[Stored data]
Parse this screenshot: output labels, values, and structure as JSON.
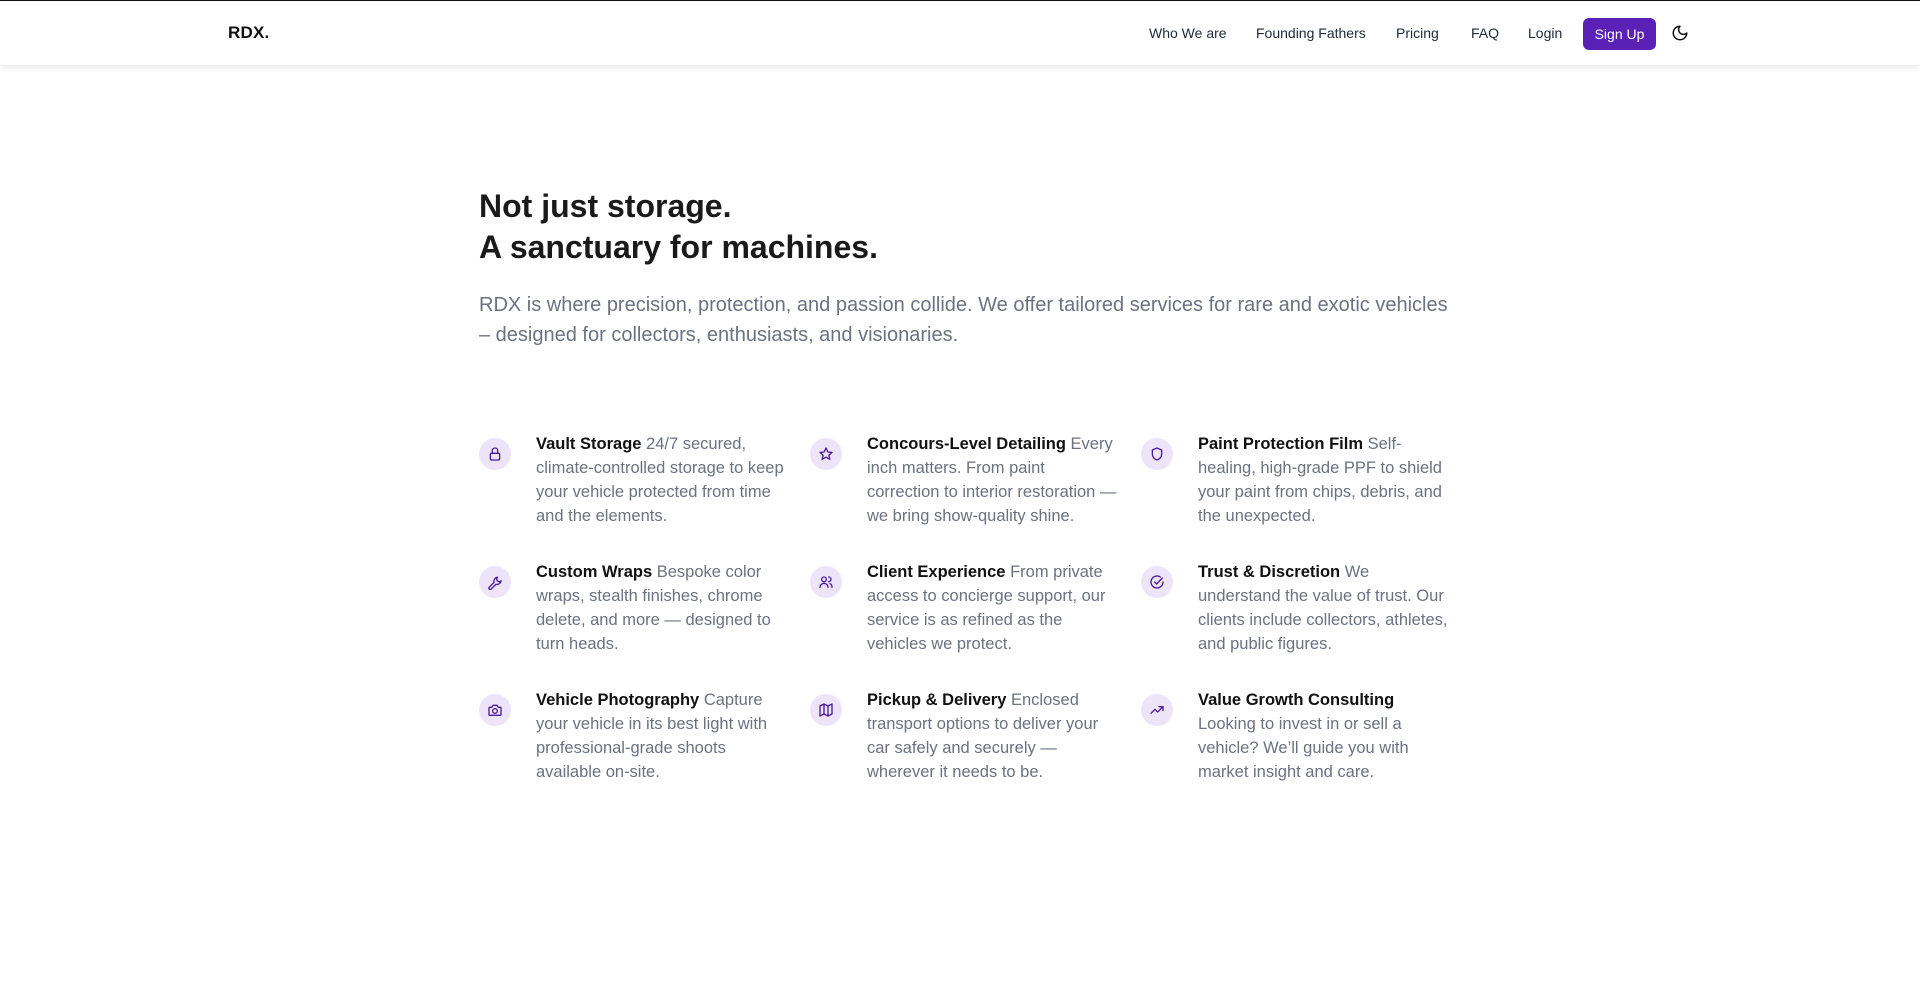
{
  "header": {
    "logo": "RDX.",
    "nav": [
      "Who We are",
      "Founding Fathers",
      "Pricing",
      "FAQ",
      "Login"
    ],
    "signup_label": "Sign Up",
    "theme_toggle_icon": "moon-icon"
  },
  "hero": {
    "title_line1": "Not just storage.",
    "title_line2": "A sanctuary for machines.",
    "subtitle": "RDX is where precision, protection, and passion collide. We offer tailored services for rare and exotic vehicles – designed for collectors, enthusiasts, and visionaries."
  },
  "colors": {
    "accent": "#5b21b6",
    "icon_bg": "#ede4f9",
    "icon_stroke": "#4c1d95"
  },
  "features": [
    {
      "icon": "lock-icon",
      "title": "Vault Storage",
      "desc": "24/7 secured, climate-controlled storage to keep your vehicle protected from time and the elements."
    },
    {
      "icon": "star-icon",
      "title": "Concours-Level Detailing",
      "desc": "Every inch matters. From paint correction to interior restoration — we bring show-quality shine."
    },
    {
      "icon": "shield-icon",
      "title": "Paint Protection Film",
      "desc": "Self-healing, high-grade PPF to shield your paint from chips, debris, and the unexpected."
    },
    {
      "icon": "wrench-icon",
      "title": "Custom Wraps",
      "desc": "Bespoke color wraps, stealth finishes, chrome delete, and more — designed to turn heads."
    },
    {
      "icon": "users-icon",
      "title": "Client Experience",
      "desc": "From private access to concierge support, our service is as refined as the vehicles we protect."
    },
    {
      "icon": "check-circle-icon",
      "title": "Trust & Discretion",
      "desc": "We understand the value of trust. Our clients include collectors, athletes, and public figures."
    },
    {
      "icon": "camera-icon",
      "title": "Vehicle Photography",
      "desc": "Capture your vehicle in its best light with professional-grade shoots available on-site."
    },
    {
      "icon": "map-icon",
      "title": "Pickup & Delivery",
      "desc": "Enclosed transport options to deliver your car safely and securely — wherever it needs to be."
    },
    {
      "icon": "trending-up-icon",
      "title": "Value Growth Consulting",
      "desc": "Looking to invest in or sell a vehicle? We’ll guide you with market insight and care."
    }
  ]
}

:: Exercise task ::
Transcribe every line from the records above without alteration, and leave out the images.

:: Response to this exercise ::
Parse this screenshot: output labels, values, and structure as JSON.
{
  "header": {
    "logo": "RDX.",
    "nav": [
      "Who We are",
      "Founding Fathers",
      "Pricing",
      "FAQ",
      "Login"
    ],
    "signup_label": "Sign Up",
    "theme_toggle_icon": "moon-icon"
  },
  "hero": {
    "title_line1": "Not just storage.",
    "title_line2": "A sanctuary for machines.",
    "subtitle": "RDX is where precision, protection, and passion collide. We offer tailored services for rare and exotic vehicles – designed for collectors, enthusiasts, and visionaries."
  },
  "colors": {
    "accent": "#5b21b6",
    "icon_bg": "#ede4f9",
    "icon_stroke": "#4c1d95"
  },
  "features": [
    {
      "icon": "lock-icon",
      "title": "Vault Storage",
      "desc": "24/7 secured, climate-controlled storage to keep your vehicle protected from time and the elements."
    },
    {
      "icon": "star-icon",
      "title": "Concours-Level Detailing",
      "desc": "Every inch matters. From paint correction to interior restoration — we bring show-quality shine."
    },
    {
      "icon": "shield-icon",
      "title": "Paint Protection Film",
      "desc": "Self-healing, high-grade PPF to shield your paint from chips, debris, and the unexpected."
    },
    {
      "icon": "wrench-icon",
      "title": "Custom Wraps",
      "desc": "Bespoke color wraps, stealth finishes, chrome delete, and more — designed to turn heads."
    },
    {
      "icon": "users-icon",
      "title": "Client Experience",
      "desc": "From private access to concierge support, our service is as refined as the vehicles we protect."
    },
    {
      "icon": "check-circle-icon",
      "title": "Trust & Discretion",
      "desc": "We understand the value of trust. Our clients include collectors, athletes, and public figures."
    },
    {
      "icon": "camera-icon",
      "title": "Vehicle Photography",
      "desc": "Capture your vehicle in its best light with professional-grade shoots available on-site."
    },
    {
      "icon": "map-icon",
      "title": "Pickup & Delivery",
      "desc": "Enclosed transport options to deliver your car safely and securely — wherever it needs to be."
    },
    {
      "icon": "trending-up-icon",
      "title": "Value Growth Consulting",
      "desc": "Looking to invest in or sell a vehicle? We’ll guide you with market insight and care."
    }
  ]
}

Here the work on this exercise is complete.